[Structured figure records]
____

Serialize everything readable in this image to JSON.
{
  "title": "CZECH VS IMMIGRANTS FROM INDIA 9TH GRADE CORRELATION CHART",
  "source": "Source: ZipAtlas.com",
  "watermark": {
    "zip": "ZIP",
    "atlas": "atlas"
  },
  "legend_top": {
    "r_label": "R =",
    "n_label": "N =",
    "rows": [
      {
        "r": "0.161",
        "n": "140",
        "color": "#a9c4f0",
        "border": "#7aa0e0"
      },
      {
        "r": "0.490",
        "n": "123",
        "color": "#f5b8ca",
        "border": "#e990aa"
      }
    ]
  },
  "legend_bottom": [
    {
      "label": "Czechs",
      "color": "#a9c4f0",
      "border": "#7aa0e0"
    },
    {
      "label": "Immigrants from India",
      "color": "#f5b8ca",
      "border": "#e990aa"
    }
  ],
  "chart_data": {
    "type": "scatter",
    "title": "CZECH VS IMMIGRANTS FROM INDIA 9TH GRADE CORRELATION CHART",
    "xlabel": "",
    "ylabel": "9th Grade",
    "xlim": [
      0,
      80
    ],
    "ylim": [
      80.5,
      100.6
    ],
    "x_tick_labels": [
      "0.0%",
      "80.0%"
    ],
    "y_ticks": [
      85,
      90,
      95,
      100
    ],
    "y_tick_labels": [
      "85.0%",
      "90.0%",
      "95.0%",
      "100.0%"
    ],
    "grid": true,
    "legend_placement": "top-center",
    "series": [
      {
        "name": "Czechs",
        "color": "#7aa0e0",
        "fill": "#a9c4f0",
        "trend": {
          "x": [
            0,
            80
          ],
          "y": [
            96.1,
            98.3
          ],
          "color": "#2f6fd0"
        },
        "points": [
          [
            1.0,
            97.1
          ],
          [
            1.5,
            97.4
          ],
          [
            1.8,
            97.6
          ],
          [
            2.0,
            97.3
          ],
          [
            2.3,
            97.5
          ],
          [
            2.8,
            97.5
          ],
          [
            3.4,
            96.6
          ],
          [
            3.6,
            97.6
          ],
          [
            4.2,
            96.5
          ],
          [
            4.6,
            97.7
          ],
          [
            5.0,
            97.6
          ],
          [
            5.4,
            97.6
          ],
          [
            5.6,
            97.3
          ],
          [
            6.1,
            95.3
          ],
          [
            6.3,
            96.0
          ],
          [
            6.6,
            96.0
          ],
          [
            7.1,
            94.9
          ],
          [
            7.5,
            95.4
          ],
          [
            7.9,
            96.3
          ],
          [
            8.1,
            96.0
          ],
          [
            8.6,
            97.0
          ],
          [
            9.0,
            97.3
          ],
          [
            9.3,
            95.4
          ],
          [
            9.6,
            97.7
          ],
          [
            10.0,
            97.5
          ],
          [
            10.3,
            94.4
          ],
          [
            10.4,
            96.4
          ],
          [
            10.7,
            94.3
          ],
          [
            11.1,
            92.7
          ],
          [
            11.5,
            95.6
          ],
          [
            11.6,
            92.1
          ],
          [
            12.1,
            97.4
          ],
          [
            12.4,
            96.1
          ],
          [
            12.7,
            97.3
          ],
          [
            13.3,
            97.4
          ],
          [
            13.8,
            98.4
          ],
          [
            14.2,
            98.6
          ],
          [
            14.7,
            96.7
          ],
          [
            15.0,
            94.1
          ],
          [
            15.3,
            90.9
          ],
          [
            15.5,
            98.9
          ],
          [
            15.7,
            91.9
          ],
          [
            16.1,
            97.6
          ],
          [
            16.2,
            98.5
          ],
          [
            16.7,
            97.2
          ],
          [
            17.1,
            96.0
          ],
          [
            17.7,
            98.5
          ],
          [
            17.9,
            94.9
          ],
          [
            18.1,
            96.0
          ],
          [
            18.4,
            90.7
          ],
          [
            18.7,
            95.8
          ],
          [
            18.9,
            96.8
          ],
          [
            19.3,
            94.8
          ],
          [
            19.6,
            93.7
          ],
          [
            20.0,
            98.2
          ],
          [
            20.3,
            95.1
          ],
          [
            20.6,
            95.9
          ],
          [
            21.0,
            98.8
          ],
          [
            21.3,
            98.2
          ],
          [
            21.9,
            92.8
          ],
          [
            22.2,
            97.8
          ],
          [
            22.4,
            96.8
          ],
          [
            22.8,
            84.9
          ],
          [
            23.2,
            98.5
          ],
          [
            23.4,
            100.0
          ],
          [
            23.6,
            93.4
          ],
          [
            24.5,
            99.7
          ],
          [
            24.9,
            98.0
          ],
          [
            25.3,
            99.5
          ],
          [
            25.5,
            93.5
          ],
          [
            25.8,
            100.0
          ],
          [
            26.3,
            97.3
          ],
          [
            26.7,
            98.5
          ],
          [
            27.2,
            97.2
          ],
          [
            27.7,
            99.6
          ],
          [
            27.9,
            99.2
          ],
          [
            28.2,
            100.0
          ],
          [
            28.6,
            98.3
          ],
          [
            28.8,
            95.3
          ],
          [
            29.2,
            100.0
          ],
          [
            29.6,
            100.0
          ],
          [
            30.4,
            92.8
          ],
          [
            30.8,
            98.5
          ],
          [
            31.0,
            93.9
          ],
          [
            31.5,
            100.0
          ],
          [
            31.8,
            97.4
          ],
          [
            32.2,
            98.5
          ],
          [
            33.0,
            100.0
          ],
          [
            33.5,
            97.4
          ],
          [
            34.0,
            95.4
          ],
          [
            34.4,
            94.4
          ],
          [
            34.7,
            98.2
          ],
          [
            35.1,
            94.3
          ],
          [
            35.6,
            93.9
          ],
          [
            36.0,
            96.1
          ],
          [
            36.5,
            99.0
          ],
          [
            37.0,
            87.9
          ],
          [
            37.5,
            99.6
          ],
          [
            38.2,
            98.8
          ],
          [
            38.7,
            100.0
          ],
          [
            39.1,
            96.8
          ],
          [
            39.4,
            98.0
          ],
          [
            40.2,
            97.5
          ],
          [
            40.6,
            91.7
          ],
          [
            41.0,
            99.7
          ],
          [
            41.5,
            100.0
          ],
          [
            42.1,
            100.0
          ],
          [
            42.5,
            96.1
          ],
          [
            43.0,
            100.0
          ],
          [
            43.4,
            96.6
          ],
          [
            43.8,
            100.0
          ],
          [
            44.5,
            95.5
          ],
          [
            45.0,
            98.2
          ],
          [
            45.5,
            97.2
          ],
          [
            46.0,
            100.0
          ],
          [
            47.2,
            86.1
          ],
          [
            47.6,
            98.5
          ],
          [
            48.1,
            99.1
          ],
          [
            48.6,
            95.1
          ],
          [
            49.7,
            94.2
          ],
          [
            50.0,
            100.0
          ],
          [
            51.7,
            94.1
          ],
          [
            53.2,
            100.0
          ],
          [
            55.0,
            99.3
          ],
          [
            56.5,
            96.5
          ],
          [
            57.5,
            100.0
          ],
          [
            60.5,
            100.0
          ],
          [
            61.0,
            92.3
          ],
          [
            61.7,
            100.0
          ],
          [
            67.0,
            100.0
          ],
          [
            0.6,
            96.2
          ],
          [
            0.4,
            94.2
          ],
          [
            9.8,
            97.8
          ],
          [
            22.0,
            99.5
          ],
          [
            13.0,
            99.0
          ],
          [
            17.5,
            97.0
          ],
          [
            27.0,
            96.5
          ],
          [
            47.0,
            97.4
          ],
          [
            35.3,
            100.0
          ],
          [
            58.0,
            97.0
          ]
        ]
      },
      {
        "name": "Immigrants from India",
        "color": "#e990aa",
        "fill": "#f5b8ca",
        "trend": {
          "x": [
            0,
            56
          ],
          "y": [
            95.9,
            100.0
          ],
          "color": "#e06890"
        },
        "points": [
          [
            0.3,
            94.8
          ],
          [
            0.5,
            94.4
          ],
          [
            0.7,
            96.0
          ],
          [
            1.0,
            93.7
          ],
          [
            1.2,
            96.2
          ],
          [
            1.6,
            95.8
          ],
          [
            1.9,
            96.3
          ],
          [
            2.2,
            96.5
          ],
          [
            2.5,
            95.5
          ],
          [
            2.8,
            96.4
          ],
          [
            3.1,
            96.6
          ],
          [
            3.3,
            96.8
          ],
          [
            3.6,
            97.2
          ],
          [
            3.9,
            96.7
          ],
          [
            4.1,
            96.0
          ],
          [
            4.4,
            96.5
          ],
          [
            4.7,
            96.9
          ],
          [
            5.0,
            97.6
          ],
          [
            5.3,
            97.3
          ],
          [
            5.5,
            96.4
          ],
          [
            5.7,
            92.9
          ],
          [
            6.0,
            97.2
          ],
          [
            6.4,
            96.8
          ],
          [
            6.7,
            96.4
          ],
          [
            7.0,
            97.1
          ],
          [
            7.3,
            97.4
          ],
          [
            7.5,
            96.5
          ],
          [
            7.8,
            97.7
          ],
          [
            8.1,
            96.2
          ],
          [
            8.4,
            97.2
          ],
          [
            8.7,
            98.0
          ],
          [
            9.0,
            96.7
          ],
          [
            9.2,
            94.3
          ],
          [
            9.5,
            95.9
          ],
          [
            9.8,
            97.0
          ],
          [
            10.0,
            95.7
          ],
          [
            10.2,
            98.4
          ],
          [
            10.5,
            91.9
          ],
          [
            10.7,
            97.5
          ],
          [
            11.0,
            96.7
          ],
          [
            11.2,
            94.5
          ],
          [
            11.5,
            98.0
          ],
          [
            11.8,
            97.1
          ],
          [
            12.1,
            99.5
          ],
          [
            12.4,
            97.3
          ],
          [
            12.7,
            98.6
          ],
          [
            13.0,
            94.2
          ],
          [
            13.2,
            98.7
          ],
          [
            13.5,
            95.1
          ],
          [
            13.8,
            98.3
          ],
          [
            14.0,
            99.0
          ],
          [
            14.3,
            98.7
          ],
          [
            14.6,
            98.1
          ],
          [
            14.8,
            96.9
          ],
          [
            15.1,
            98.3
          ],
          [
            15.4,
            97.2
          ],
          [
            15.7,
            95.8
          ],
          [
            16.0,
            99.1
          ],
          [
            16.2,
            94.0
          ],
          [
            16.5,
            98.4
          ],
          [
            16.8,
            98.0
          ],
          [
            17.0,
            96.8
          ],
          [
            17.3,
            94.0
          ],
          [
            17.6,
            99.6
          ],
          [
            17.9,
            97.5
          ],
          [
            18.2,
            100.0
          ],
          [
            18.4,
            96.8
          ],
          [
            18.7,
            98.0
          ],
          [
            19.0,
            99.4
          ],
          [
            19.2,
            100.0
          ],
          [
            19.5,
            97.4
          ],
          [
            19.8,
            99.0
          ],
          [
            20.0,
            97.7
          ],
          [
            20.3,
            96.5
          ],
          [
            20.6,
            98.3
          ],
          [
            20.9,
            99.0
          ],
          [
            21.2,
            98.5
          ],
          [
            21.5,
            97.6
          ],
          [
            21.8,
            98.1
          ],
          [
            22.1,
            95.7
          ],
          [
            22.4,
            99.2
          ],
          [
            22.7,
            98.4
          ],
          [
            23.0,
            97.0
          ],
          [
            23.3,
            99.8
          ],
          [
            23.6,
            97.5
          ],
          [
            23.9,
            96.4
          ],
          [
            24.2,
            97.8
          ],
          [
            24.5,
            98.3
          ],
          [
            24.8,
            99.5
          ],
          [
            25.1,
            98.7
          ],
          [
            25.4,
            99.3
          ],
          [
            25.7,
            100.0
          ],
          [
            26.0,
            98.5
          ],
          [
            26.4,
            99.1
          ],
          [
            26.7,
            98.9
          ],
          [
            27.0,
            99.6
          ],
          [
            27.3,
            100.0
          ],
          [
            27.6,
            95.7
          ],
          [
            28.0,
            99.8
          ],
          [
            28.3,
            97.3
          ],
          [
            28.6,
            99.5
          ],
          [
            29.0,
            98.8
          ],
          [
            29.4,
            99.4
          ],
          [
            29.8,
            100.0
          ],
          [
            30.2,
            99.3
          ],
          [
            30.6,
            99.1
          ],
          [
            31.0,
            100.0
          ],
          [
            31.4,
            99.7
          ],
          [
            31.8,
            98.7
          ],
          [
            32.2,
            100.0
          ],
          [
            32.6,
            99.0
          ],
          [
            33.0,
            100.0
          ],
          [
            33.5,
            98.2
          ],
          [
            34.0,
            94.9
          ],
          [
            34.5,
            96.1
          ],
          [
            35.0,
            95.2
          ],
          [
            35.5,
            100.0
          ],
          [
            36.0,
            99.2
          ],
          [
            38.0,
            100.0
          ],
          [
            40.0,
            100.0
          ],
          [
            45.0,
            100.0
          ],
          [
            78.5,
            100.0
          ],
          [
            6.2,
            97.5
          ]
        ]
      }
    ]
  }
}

____

STATED PROBLEM
Where a line above holds the string "color", show that line.

TASK OUTPUT
        "color": "#a9c4f0",
        "color": "#f5b8ca",
      "color": "#a9c4f0",
      "color": "#f5b8ca",
        "color": "#7aa0e0",
          "color": "#2f6fd0"
        "color": "#e990aa",
          "color": "#e06890"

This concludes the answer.